**PROBLEM STATEMENT**
Copy the data below exactly, omitting any picture it contains.

....................

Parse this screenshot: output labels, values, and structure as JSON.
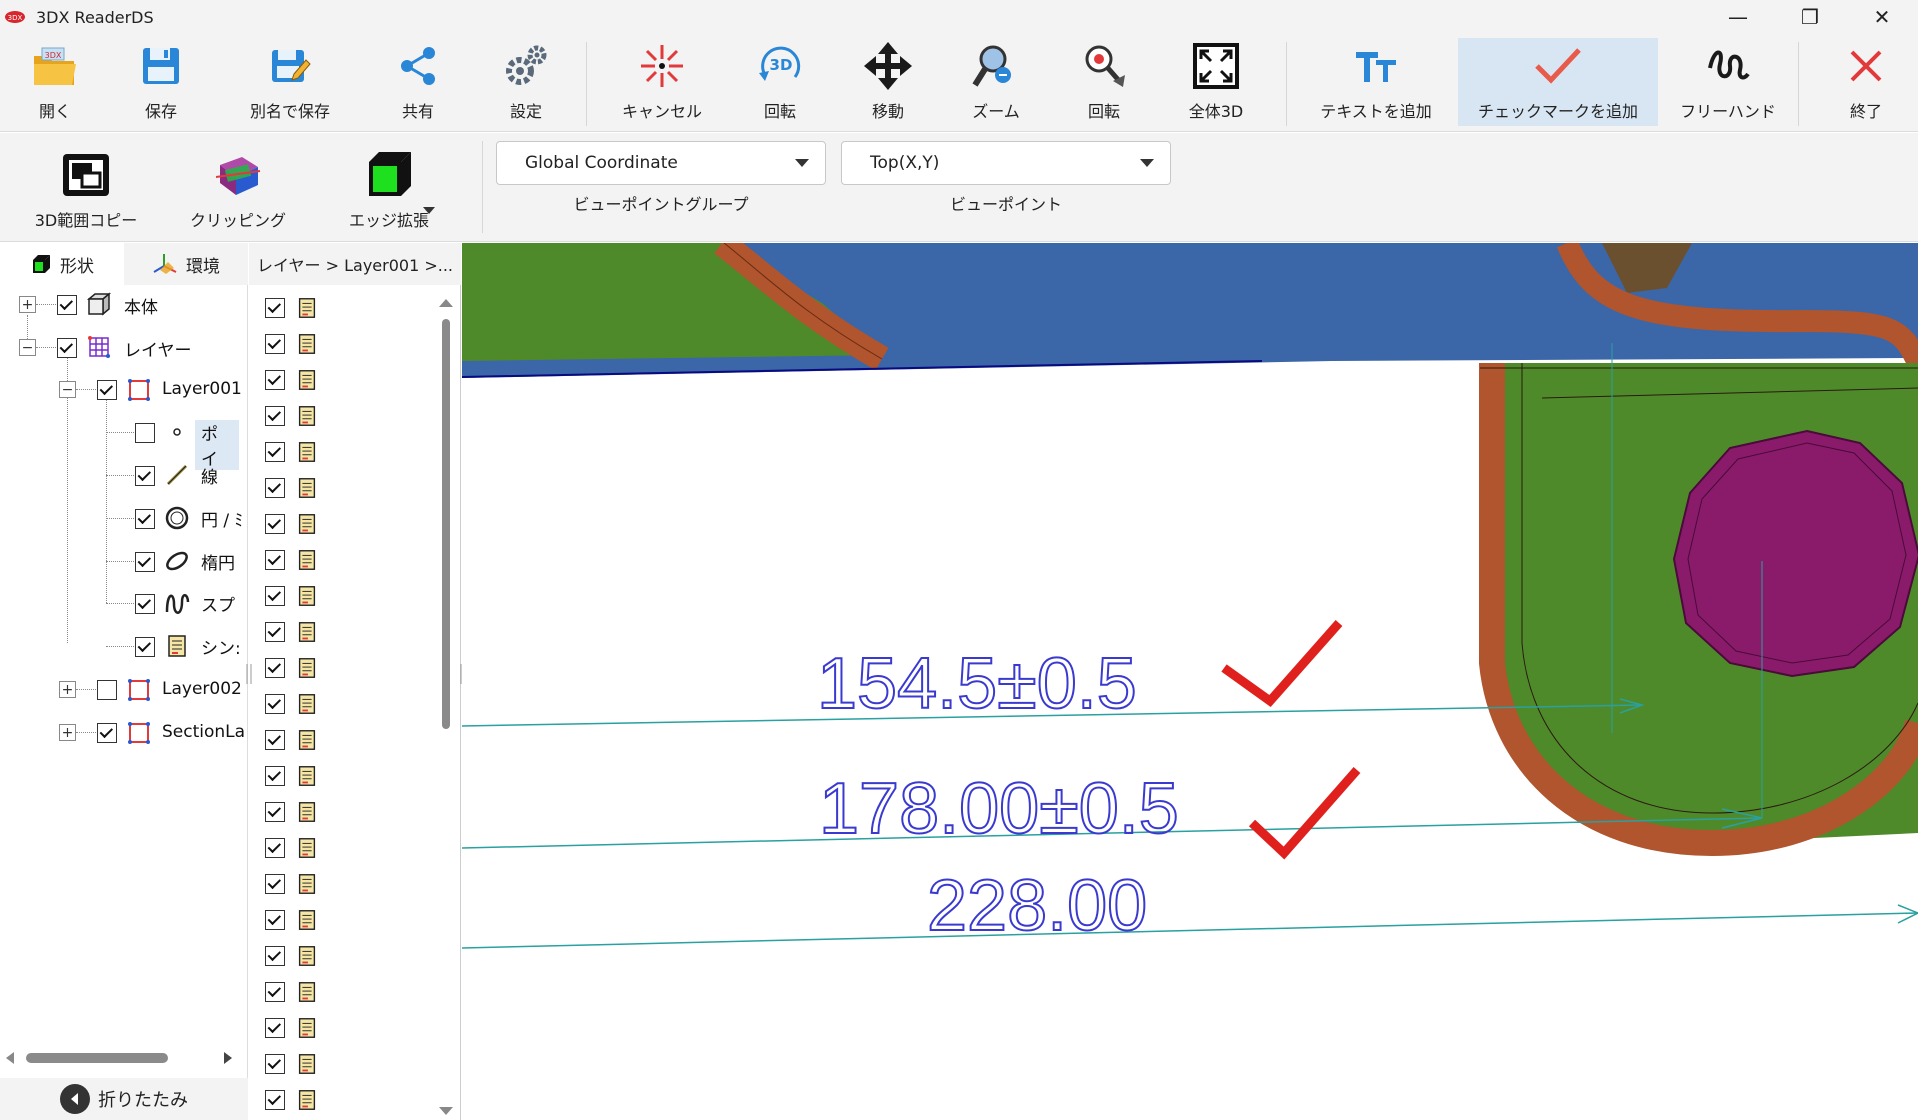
{
  "window": {
    "title": "3DX ReaderDS",
    "logo_text": "3DX",
    "controls": [
      "—",
      "❐",
      "✕"
    ]
  },
  "toolbar": {
    "open": "開く",
    "save": "保存",
    "save_as": "別名で保存",
    "share": "共有",
    "settings": "設定",
    "cancel": "キャンセル",
    "rotate3d": "回転",
    "move": "移動",
    "zoom": "ズーム",
    "rotate": "回転",
    "fit3d": "全体3D",
    "add_text": "テキストを追加",
    "add_checkmark": "チェックマークを追加",
    "freehand": "フリーハンド",
    "exit": "終了"
  },
  "toolbar2": {
    "copy3d": "3D範囲コピー",
    "clipping": "クリッピング",
    "edge_expand": "エッジ拡張",
    "viewpoint_group": {
      "value": "Global Coordinate",
      "label": "ビューポイントグループ"
    },
    "viewpoint": {
      "value": "Top(X,Y)",
      "label": "ビューポイント"
    }
  },
  "left_panel": {
    "tabs": [
      "形状",
      "環境"
    ],
    "tree": {
      "body": "本体",
      "layers": "レイヤー",
      "layer001": "Layer001",
      "points": "ポイ",
      "lines": "線",
      "circles": "円 / ﾐ",
      "ellipses": "楕円",
      "splines": "スプ",
      "symbols": "シン:",
      "layer002": "Layer002",
      "section": "SectionLa"
    },
    "collapse": "折りたたみ"
  },
  "middle_panel": {
    "header": "レイヤー > Layer001 >...",
    "row_count": 23
  },
  "viewport": {
    "dimensions": [
      "154.5±0.5",
      "178.00±0.5",
      "228.00"
    ],
    "colors": {
      "blue_part": "#3b66a8",
      "green_part": "#4f8a2a",
      "copper_edge": "#b0552d",
      "purple_hole": "#8a1b6a",
      "dim_text": "#3a3ad0",
      "dim_line": "#2aa0a0",
      "check": "#e0201c"
    }
  }
}
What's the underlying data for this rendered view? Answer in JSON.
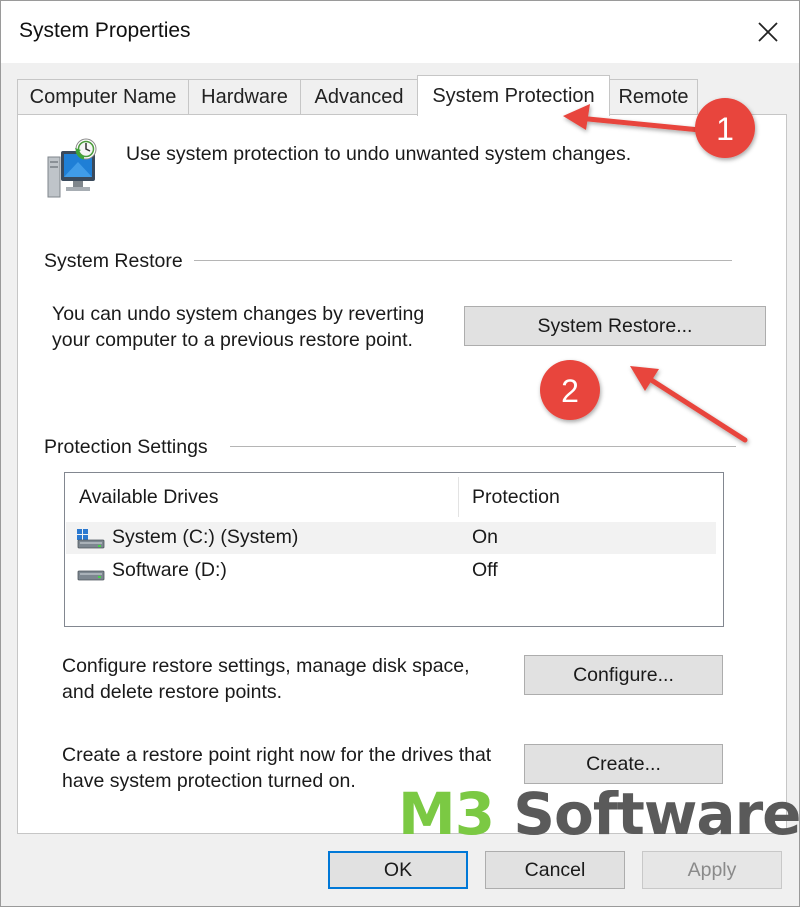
{
  "window": {
    "title": "System Properties"
  },
  "tabs": [
    {
      "label": "Computer Name",
      "active": false
    },
    {
      "label": "Hardware",
      "active": false
    },
    {
      "label": "Advanced",
      "active": false
    },
    {
      "label": "System Protection",
      "active": true
    },
    {
      "label": "Remote",
      "active": false
    }
  ],
  "intro": {
    "text": "Use system protection to undo unwanted system changes."
  },
  "system_restore": {
    "group_label": "System Restore",
    "description_line1": "You can undo system changes by reverting",
    "description_line2": "your computer to a previous restore point.",
    "button_label": "System Restore..."
  },
  "protection_settings": {
    "group_label": "Protection Settings",
    "columns": [
      "Available Drives",
      "Protection"
    ],
    "drives": [
      {
        "name": "System (C:) (System)",
        "protection": "On",
        "icon": "system-drive-icon"
      },
      {
        "name": "Software (D:)",
        "protection": "Off",
        "icon": "drive-icon"
      }
    ],
    "configure_desc_line1": "Configure restore settings, manage disk space,",
    "configure_desc_line2": "and delete restore points.",
    "configure_label": "Configure...",
    "create_desc_line1": "Create a restore point right now for the drives that",
    "create_desc_line2": "have system protection turned on.",
    "create_label": "Create..."
  },
  "footer": {
    "ok_label": "OK",
    "cancel_label": "Cancel",
    "apply_label": "Apply"
  },
  "annotations": {
    "marker1": "1",
    "marker2": "2",
    "marker_color": "#e8453c",
    "arrow_color": "#e8453c"
  },
  "watermark": {
    "part1": "M3",
    "part2": " Software"
  },
  "colors": {
    "accent": "#0078d7",
    "watermark_green": "#7bc943",
    "watermark_gray": "#5a5a5a"
  }
}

....................

**CORRECT OUTPUT**
Parse this screenshot: output labels, values, and structure as JSON.
{
  "window": {
    "title": "3DX ReaderDS",
    "logo_text": "3DX",
    "controls": [
      "—",
      "❐",
      "✕"
    ]
  },
  "toolbar": {
    "open": "開く",
    "save": "保存",
    "save_as": "別名で保存",
    "share": "共有",
    "settings": "設定",
    "cancel": "キャンセル",
    "rotate3d": "回転",
    "move": "移動",
    "zoom": "ズーム",
    "rotate": "回転",
    "fit3d": "全体3D",
    "add_text": "テキストを追加",
    "add_checkmark": "チェックマークを追加",
    "freehand": "フリーハンド",
    "exit": "終了"
  },
  "toolbar2": {
    "copy3d": "3D範囲コピー",
    "clipping": "クリッピング",
    "edge_expand": "エッジ拡張",
    "viewpoint_group": {
      "value": "Global Coordinate",
      "label": "ビューポイントグループ"
    },
    "viewpoint": {
      "value": "Top(X,Y)",
      "label": "ビューポイント"
    }
  },
  "left_panel": {
    "tabs": [
      "形状",
      "環境"
    ],
    "tree": {
      "body": "本体",
      "layers": "レイヤー",
      "layer001": "Layer001",
      "points": "ポイ",
      "lines": "線",
      "circles": "円 / ﾐ",
      "ellipses": "楕円",
      "splines": "スプ",
      "symbols": "シン:",
      "layer002": "Layer002",
      "section": "SectionLa"
    },
    "collapse": "折りたたみ"
  },
  "middle_panel": {
    "header": "レイヤー > Layer001 >...",
    "row_count": 23
  },
  "viewport": {
    "dimensions": [
      "154.5±0.5",
      "178.00±0.5",
      "228.00"
    ],
    "colors": {
      "blue_part": "#3b66a8",
      "green_part": "#4f8a2a",
      "copper_edge": "#b0552d",
      "purple_hole": "#8a1b6a",
      "dim_text": "#3a3ad0",
      "dim_line": "#2aa0a0",
      "check": "#e0201c"
    }
  }
}
What's the underlying data for this rendered view? Answer in JSON.
{
  "window": {
    "title": "System Properties"
  },
  "tabs": [
    {
      "label": "Computer Name",
      "active": false
    },
    {
      "label": "Hardware",
      "active": false
    },
    {
      "label": "Advanced",
      "active": false
    },
    {
      "label": "System Protection",
      "active": true
    },
    {
      "label": "Remote",
      "active": false
    }
  ],
  "intro": {
    "text": "Use system protection to undo unwanted system changes."
  },
  "system_restore": {
    "group_label": "System Restore",
    "description_line1": "You can undo system changes by reverting",
    "description_line2": "your computer to a previous restore point.",
    "button_label": "System Restore..."
  },
  "protection_settings": {
    "group_label": "Protection Settings",
    "columns": [
      "Available Drives",
      "Protection"
    ],
    "drives": [
      {
        "name": "System (C:) (System)",
        "protection": "On",
        "icon": "system-drive-icon"
      },
      {
        "name": "Software (D:)",
        "protection": "Off",
        "icon": "drive-icon"
      }
    ],
    "configure_desc_line1": "Configure restore settings, manage disk space,",
    "configure_desc_line2": "and delete restore points.",
    "configure_label": "Configure...",
    "create_desc_line1": "Create a restore point right now for the drives that",
    "create_desc_line2": "have system protection turned on.",
    "create_label": "Create..."
  },
  "footer": {
    "ok_label": "OK",
    "cancel_label": "Cancel",
    "apply_label": "Apply"
  },
  "annotations": {
    "marker1": "1",
    "marker2": "2",
    "marker_color": "#e8453c",
    "arrow_color": "#e8453c"
  },
  "watermark": {
    "part1": "M3",
    "part2": " Software"
  },
  "colors": {
    "accent": "#0078d7",
    "watermark_green": "#7bc943",
    "watermark_gray": "#5a5a5a"
  }
}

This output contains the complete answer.